▸ Task directions
In the data below, find each line containing the string "name" and return it.

▸ Materials provided
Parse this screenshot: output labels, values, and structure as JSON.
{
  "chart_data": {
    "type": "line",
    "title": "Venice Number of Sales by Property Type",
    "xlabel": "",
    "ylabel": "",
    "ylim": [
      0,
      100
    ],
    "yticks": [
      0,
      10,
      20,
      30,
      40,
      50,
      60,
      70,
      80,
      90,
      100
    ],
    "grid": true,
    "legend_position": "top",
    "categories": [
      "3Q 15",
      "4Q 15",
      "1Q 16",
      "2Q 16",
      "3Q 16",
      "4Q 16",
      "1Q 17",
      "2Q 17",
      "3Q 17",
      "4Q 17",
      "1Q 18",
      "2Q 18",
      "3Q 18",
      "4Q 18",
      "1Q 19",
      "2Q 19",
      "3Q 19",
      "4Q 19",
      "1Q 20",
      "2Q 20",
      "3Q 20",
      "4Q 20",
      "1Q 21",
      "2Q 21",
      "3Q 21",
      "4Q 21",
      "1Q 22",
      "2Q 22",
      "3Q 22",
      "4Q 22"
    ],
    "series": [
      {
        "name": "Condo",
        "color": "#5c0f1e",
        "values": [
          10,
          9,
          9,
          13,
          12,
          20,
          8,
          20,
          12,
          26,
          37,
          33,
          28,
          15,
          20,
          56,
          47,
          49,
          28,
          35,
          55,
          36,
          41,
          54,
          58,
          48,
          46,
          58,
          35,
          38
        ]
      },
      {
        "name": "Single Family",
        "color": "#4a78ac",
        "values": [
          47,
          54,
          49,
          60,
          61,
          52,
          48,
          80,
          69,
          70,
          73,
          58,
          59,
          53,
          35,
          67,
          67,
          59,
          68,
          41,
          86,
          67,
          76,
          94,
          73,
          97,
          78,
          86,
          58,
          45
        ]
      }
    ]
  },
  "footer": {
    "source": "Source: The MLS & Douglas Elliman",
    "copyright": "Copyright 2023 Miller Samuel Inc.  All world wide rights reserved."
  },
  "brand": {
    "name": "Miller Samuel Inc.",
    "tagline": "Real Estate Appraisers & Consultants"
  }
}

▸ Task output
        "name": "Condo",
        "name": "Single Family",
    "name": "Miller Samuel Inc.",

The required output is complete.